Task to complete> Set down the data below without change, skipping the pictures it holds.

Records that describe figures

^^^^

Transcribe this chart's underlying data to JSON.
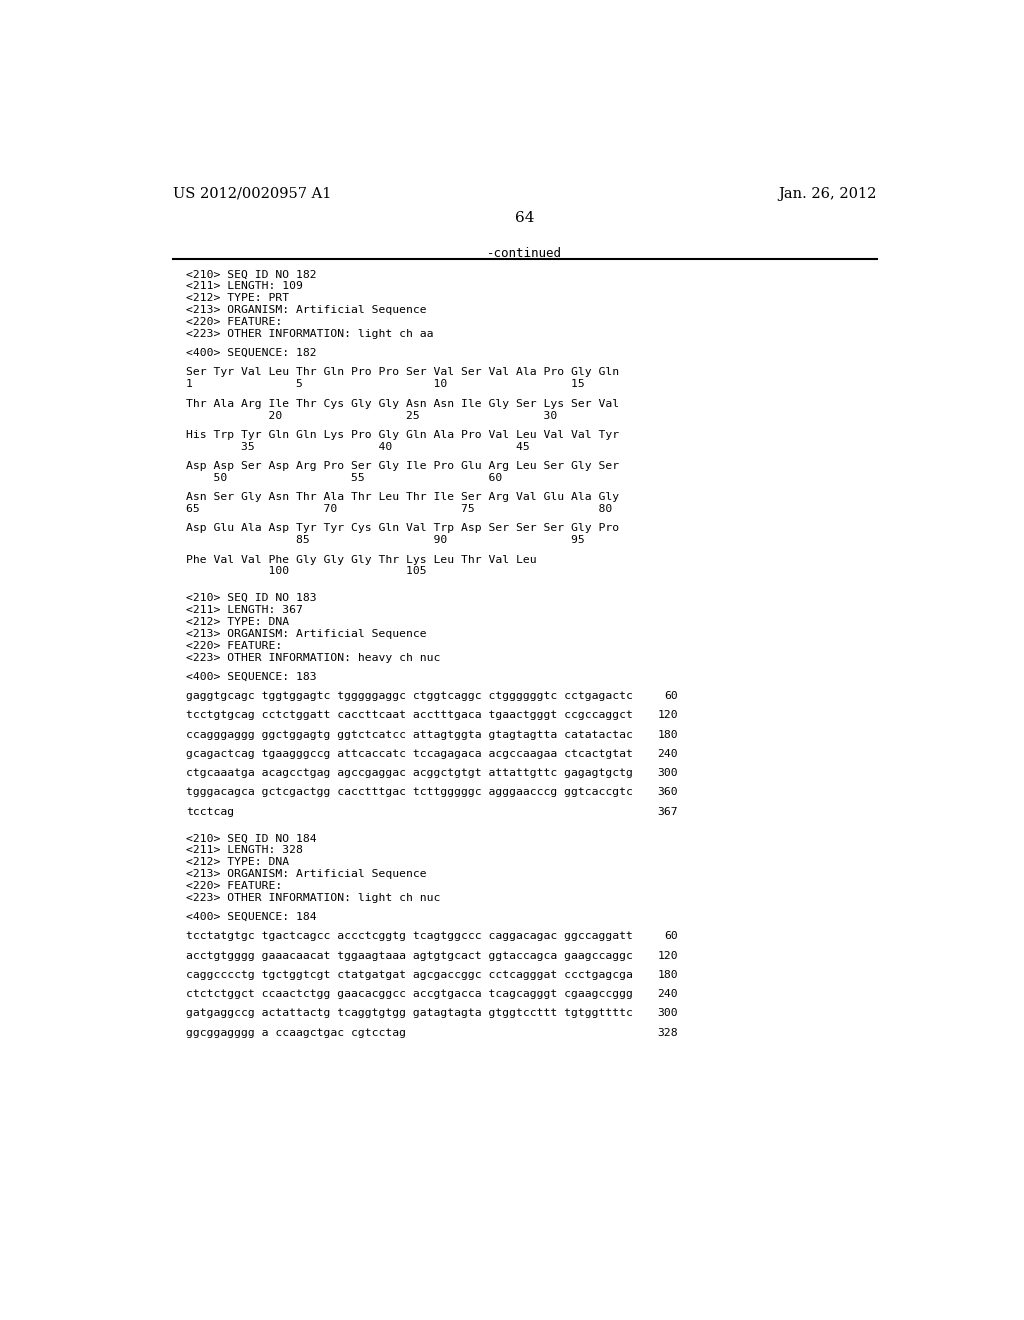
{
  "header_left": "US 2012/0020957 A1",
  "header_right": "Jan. 26, 2012",
  "page_number": "64",
  "continued_text": "-continued",
  "background_color": "#ffffff",
  "text_color": "#000000",
  "font_size_header": 10.5,
  "font_size_page": 11,
  "font_size_mono": 8.2,
  "content": [
    {
      "type": "metadata",
      "lines": [
        "<210> SEQ ID NO 182",
        "<211> LENGTH: 109",
        "<212> TYPE: PRT",
        "<213> ORGANISM: Artificial Sequence",
        "<220> FEATURE:",
        "<223> OTHER INFORMATION: light ch aa"
      ]
    },
    {
      "type": "blank"
    },
    {
      "type": "sequence_label",
      "text": "<400> SEQUENCE: 182"
    },
    {
      "type": "blank"
    },
    {
      "type": "aa_seq",
      "seq": "Ser Tyr Val Leu Thr Gln Pro Pro Ser Val Ser Val Ala Pro Gly Gln",
      "nums": "1               5                   10                  15"
    },
    {
      "type": "blank"
    },
    {
      "type": "aa_seq",
      "seq": "Thr Ala Arg Ile Thr Cys Gly Gly Asn Asn Ile Gly Ser Lys Ser Val",
      "nums": "            20                  25                  30"
    },
    {
      "type": "blank"
    },
    {
      "type": "aa_seq",
      "seq": "His Trp Tyr Gln Gln Lys Pro Gly Gln Ala Pro Val Leu Val Val Tyr",
      "nums": "        35                  40                  45"
    },
    {
      "type": "blank"
    },
    {
      "type": "aa_seq",
      "seq": "Asp Asp Ser Asp Arg Pro Ser Gly Ile Pro Glu Arg Leu Ser Gly Ser",
      "nums": "    50                  55                  60"
    },
    {
      "type": "blank"
    },
    {
      "type": "aa_seq",
      "seq": "Asn Ser Gly Asn Thr Ala Thr Leu Thr Ile Ser Arg Val Glu Ala Gly",
      "nums": "65                  70                  75                  80"
    },
    {
      "type": "blank"
    },
    {
      "type": "aa_seq",
      "seq": "Asp Glu Ala Asp Tyr Tyr Cys Gln Val Trp Asp Ser Ser Ser Gly Pro",
      "nums": "                85                  90                  95"
    },
    {
      "type": "blank"
    },
    {
      "type": "aa_seq",
      "seq": "Phe Val Val Phe Gly Gly Gly Thr Lys Leu Thr Val Leu",
      "nums": "            100                 105"
    },
    {
      "type": "blank"
    },
    {
      "type": "blank"
    },
    {
      "type": "metadata",
      "lines": [
        "<210> SEQ ID NO 183",
        "<211> LENGTH: 367",
        "<212> TYPE: DNA",
        "<213> ORGANISM: Artificial Sequence",
        "<220> FEATURE:",
        "<223> OTHER INFORMATION: heavy ch nuc"
      ]
    },
    {
      "type": "blank"
    },
    {
      "type": "sequence_label",
      "text": "<400> SEQUENCE: 183"
    },
    {
      "type": "blank"
    },
    {
      "type": "dna_seq",
      "seq": "gaggtgcagc tggtggagtc tgggggaggc ctggtcaggc ctggggggtc cctgagactc",
      "num": "60"
    },
    {
      "type": "blank"
    },
    {
      "type": "dna_seq",
      "seq": "tcctgtgcag cctctggatt caccttcaat acctttgaca tgaactgggt ccgccaggct",
      "num": "120"
    },
    {
      "type": "blank"
    },
    {
      "type": "dna_seq",
      "seq": "ccagggaggg ggctggagtg ggtctcatcc attagtggta gtagtagtta catatactac",
      "num": "180"
    },
    {
      "type": "blank"
    },
    {
      "type": "dna_seq",
      "seq": "gcagactcag tgaagggccg attcaccatc tccagagaca acgccaagaa ctcactgtat",
      "num": "240"
    },
    {
      "type": "blank"
    },
    {
      "type": "dna_seq",
      "seq": "ctgcaaatga acagcctgag agccgaggac acggctgtgt attattgttc gagagtgctg",
      "num": "300"
    },
    {
      "type": "blank"
    },
    {
      "type": "dna_seq",
      "seq": "tgggacagca gctcgactgg cacctttgac tcttgggggc agggaacccg ggtcaccgtc",
      "num": "360"
    },
    {
      "type": "blank"
    },
    {
      "type": "dna_seq",
      "seq": "tcctcag",
      "num": "367"
    },
    {
      "type": "blank"
    },
    {
      "type": "blank"
    },
    {
      "type": "metadata",
      "lines": [
        "<210> SEQ ID NO 184",
        "<211> LENGTH: 328",
        "<212> TYPE: DNA",
        "<213> ORGANISM: Artificial Sequence",
        "<220> FEATURE:",
        "<223> OTHER INFORMATION: light ch nuc"
      ]
    },
    {
      "type": "blank"
    },
    {
      "type": "sequence_label",
      "text": "<400> SEQUENCE: 184"
    },
    {
      "type": "blank"
    },
    {
      "type": "dna_seq",
      "seq": "tcctatgtgc tgactcagcc accctcggtg tcagtggccc caggacagac ggccaggatt",
      "num": "60"
    },
    {
      "type": "blank"
    },
    {
      "type": "dna_seq",
      "seq": "acctgtgggg gaaacaacat tggaagtaaa agtgtgcact ggtaccagca gaagccaggc",
      "num": "120"
    },
    {
      "type": "blank"
    },
    {
      "type": "dna_seq",
      "seq": "caggcccctg tgctggtcgt ctatgatgat agcgaccggc cctcagggat ccctgagcga",
      "num": "180"
    },
    {
      "type": "blank"
    },
    {
      "type": "dna_seq",
      "seq": "ctctctggct ccaactctgg gaacacggcc accgtgacca tcagcagggt cgaagccggg",
      "num": "240"
    },
    {
      "type": "blank"
    },
    {
      "type": "dna_seq",
      "seq": "gatgaggccg actattactg tcaggtgtgg gatagtagta gtggtccttt tgtggttttc",
      "num": "300"
    },
    {
      "type": "blank"
    },
    {
      "type": "dna_seq",
      "seq": "ggcggagggg a ccaagctgac cgtcctag",
      "num": "328"
    }
  ]
}
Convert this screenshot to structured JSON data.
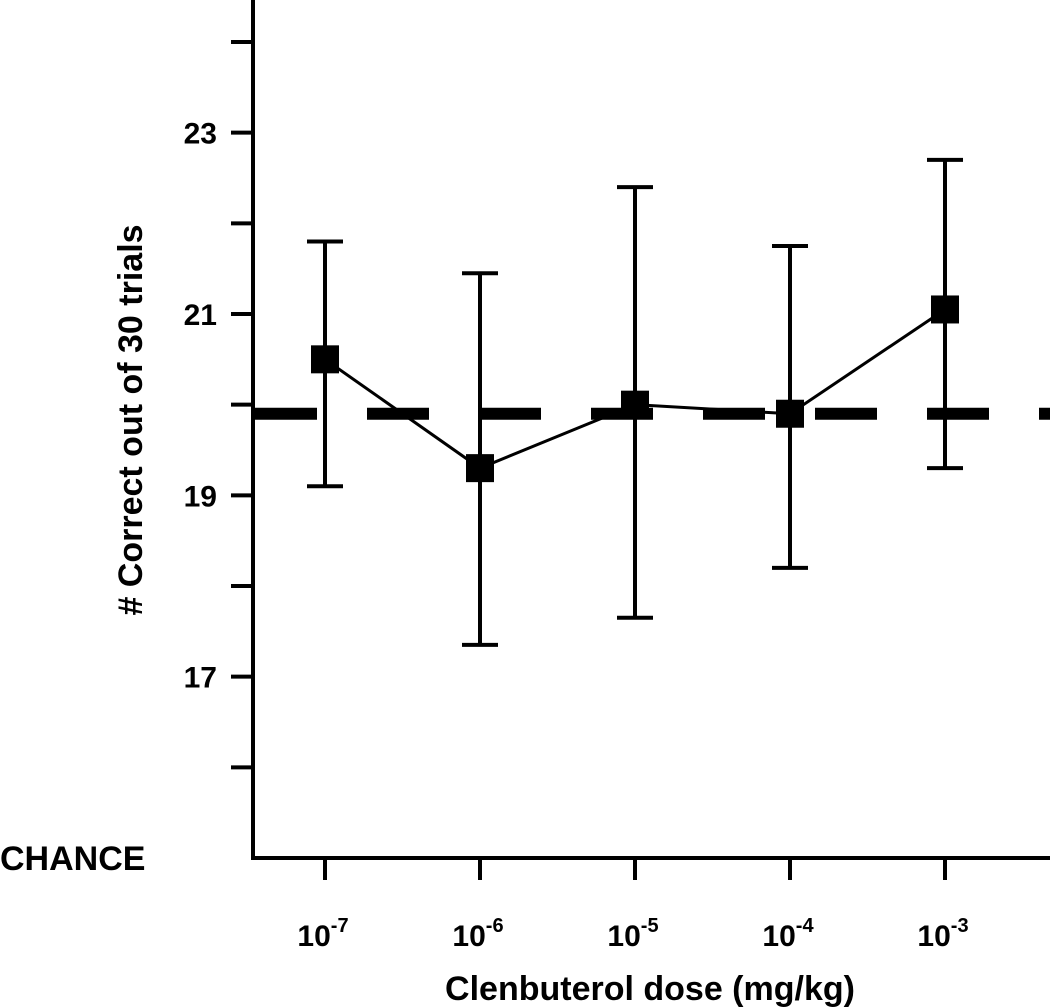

^^^^

Solution to this task>
Transcribe this chart's underlying data to JSON.
{
  "header_left": "US 2012/0020957 A1",
  "header_right": "Jan. 26, 2012",
  "page_number": "64",
  "continued_text": "-continued",
  "background_color": "#ffffff",
  "text_color": "#000000",
  "font_size_header": 10.5,
  "font_size_page": 11,
  "font_size_mono": 8.2,
  "content": [
    {
      "type": "metadata",
      "lines": [
        "<210> SEQ ID NO 182",
        "<211> LENGTH: 109",
        "<212> TYPE: PRT",
        "<213> ORGANISM: Artificial Sequence",
        "<220> FEATURE:",
        "<223> OTHER INFORMATION: light ch aa"
      ]
    },
    {
      "type": "blank"
    },
    {
      "type": "sequence_label",
      "text": "<400> SEQUENCE: 182"
    },
    {
      "type": "blank"
    },
    {
      "type": "aa_seq",
      "seq": "Ser Tyr Val Leu Thr Gln Pro Pro Ser Val Ser Val Ala Pro Gly Gln",
      "nums": "1               5                   10                  15"
    },
    {
      "type": "blank"
    },
    {
      "type": "aa_seq",
      "seq": "Thr Ala Arg Ile Thr Cys Gly Gly Asn Asn Ile Gly Ser Lys Ser Val",
      "nums": "            20                  25                  30"
    },
    {
      "type": "blank"
    },
    {
      "type": "aa_seq",
      "seq": "His Trp Tyr Gln Gln Lys Pro Gly Gln Ala Pro Val Leu Val Val Tyr",
      "nums": "        35                  40                  45"
    },
    {
      "type": "blank"
    },
    {
      "type": "aa_seq",
      "seq": "Asp Asp Ser Asp Arg Pro Ser Gly Ile Pro Glu Arg Leu Ser Gly Ser",
      "nums": "    50                  55                  60"
    },
    {
      "type": "blank"
    },
    {
      "type": "aa_seq",
      "seq": "Asn Ser Gly Asn Thr Ala Thr Leu Thr Ile Ser Arg Val Glu Ala Gly",
      "nums": "65                  70                  75                  80"
    },
    {
      "type": "blank"
    },
    {
      "type": "aa_seq",
      "seq": "Asp Glu Ala Asp Tyr Tyr Cys Gln Val Trp Asp Ser Ser Ser Gly Pro",
      "nums": "                85                  90                  95"
    },
    {
      "type": "blank"
    },
    {
      "type": "aa_seq",
      "seq": "Phe Val Val Phe Gly Gly Gly Thr Lys Leu Thr Val Leu",
      "nums": "            100                 105"
    },
    {
      "type": "blank"
    },
    {
      "type": "blank"
    },
    {
      "type": "metadata",
      "lines": [
        "<210> SEQ ID NO 183",
        "<211> LENGTH: 367",
        "<212> TYPE: DNA",
        "<213> ORGANISM: Artificial Sequence",
        "<220> FEATURE:",
        "<223> OTHER INFORMATION: heavy ch nuc"
      ]
    },
    {
      "type": "blank"
    },
    {
      "type": "sequence_label",
      "text": "<400> SEQUENCE: 183"
    },
    {
      "type": "blank"
    },
    {
      "type": "dna_seq",
      "seq": "gaggtgcagc tggtggagtc tgggggaggc ctggtcaggc ctggggggtc cctgagactc",
      "num": "60"
    },
    {
      "type": "blank"
    },
    {
      "type": "dna_seq",
      "seq": "tcctgtgcag cctctggatt caccttcaat acctttgaca tgaactgggt ccgccaggct",
      "num": "120"
    },
    {
      "type": "blank"
    },
    {
      "type": "dna_seq",
      "seq": "ccagggaggg ggctggagtg ggtctcatcc attagtggta gtagtagtta catatactac",
      "num": "180"
    },
    {
      "type": "blank"
    },
    {
      "type": "dna_seq",
      "seq": "gcagactcag tgaagggccg attcaccatc tccagagaca acgccaagaa ctcactgtat",
      "num": "240"
    },
    {
      "type": "blank"
    },
    {
      "type": "dna_seq",
      "seq": "ctgcaaatga acagcctgag agccgaggac acggctgtgt attattgttc gagagtgctg",
      "num": "300"
    },
    {
      "type": "blank"
    },
    {
      "type": "dna_seq",
      "seq": "tgggacagca gctcgactgg cacctttgac tcttgggggc agggaacccg ggtcaccgtc",
      "num": "360"
    },
    {
      "type": "blank"
    },
    {
      "type": "dna_seq",
      "seq": "tcctcag",
      "num": "367"
    },
    {
      "type": "blank"
    },
    {
      "type": "blank"
    },
    {
      "type": "metadata",
      "lines": [
        "<210> SEQ ID NO 184",
        "<211> LENGTH: 328",
        "<212> TYPE: DNA",
        "<213> ORGANISM: Artificial Sequence",
        "<220> FEATURE:",
        "<223> OTHER INFORMATION: light ch nuc"
      ]
    },
    {
      "type": "blank"
    },
    {
      "type": "sequence_label",
      "text": "<400> SEQUENCE: 184"
    },
    {
      "type": "blank"
    },
    {
      "type": "dna_seq",
      "seq": "tcctatgtgc tgactcagcc accctcggtg tcagtggccc caggacagac ggccaggatt",
      "num": "60"
    },
    {
      "type": "blank"
    },
    {
      "type": "dna_seq",
      "seq": "acctgtgggg gaaacaacat tggaagtaaa agtgtgcact ggtaccagca gaagccaggc",
      "num": "120"
    },
    {
      "type": "blank"
    },
    {
      "type": "dna_seq",
      "seq": "caggcccctg tgctggtcgt ctatgatgat agcgaccggc cctcagggat ccctgagcga",
      "num": "180"
    },
    {
      "type": "blank"
    },
    {
      "type": "dna_seq",
      "seq": "ctctctggct ccaactctgg gaacacggcc accgtgacca tcagcagggt cgaagccggg",
      "num": "240"
    },
    {
      "type": "blank"
    },
    {
      "type": "dna_seq",
      "seq": "gatgaggccg actattactg tcaggtgtgg gatagtagta gtggtccttt tgtggttttc",
      "num": "300"
    },
    {
      "type": "blank"
    },
    {
      "type": "dna_seq",
      "seq": "ggcggagggg a ccaagctgac cgtcctag",
      "num": "328"
    }
  ]
}
Convert this screenshot to structured JSON data.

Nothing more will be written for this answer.